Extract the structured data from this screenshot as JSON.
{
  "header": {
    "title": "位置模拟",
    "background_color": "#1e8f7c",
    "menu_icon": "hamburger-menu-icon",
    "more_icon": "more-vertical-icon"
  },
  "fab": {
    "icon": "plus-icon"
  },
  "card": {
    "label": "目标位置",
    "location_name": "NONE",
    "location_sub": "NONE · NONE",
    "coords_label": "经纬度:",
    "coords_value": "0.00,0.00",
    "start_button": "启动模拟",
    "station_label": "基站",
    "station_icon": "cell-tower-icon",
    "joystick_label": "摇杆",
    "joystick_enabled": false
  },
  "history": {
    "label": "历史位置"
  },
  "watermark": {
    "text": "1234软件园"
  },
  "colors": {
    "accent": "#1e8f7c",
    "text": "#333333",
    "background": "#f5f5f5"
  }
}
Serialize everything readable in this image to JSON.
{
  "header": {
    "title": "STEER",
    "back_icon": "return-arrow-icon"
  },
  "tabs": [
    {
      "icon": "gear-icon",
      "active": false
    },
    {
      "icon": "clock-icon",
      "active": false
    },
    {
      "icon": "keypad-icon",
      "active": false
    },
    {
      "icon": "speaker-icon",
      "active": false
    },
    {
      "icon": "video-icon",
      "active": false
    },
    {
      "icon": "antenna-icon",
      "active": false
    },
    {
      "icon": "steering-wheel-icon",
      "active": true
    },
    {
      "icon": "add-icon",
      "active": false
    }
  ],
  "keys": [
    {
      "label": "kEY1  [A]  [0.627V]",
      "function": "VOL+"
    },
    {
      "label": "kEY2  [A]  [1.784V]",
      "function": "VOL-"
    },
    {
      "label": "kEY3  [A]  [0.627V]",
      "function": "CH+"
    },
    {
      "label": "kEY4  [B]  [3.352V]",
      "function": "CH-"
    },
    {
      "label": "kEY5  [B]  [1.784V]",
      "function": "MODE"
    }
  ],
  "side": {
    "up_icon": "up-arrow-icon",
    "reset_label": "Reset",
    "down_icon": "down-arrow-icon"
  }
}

§ EXERCISE DESCRIPTION: Return each line of the data that contains the string "function".

§ TASK RESPONSE:
      "function": "VOL+"
      "function": "VOL-"
      "function": "CH+"
      "function": "CH-"
      "function": "MODE"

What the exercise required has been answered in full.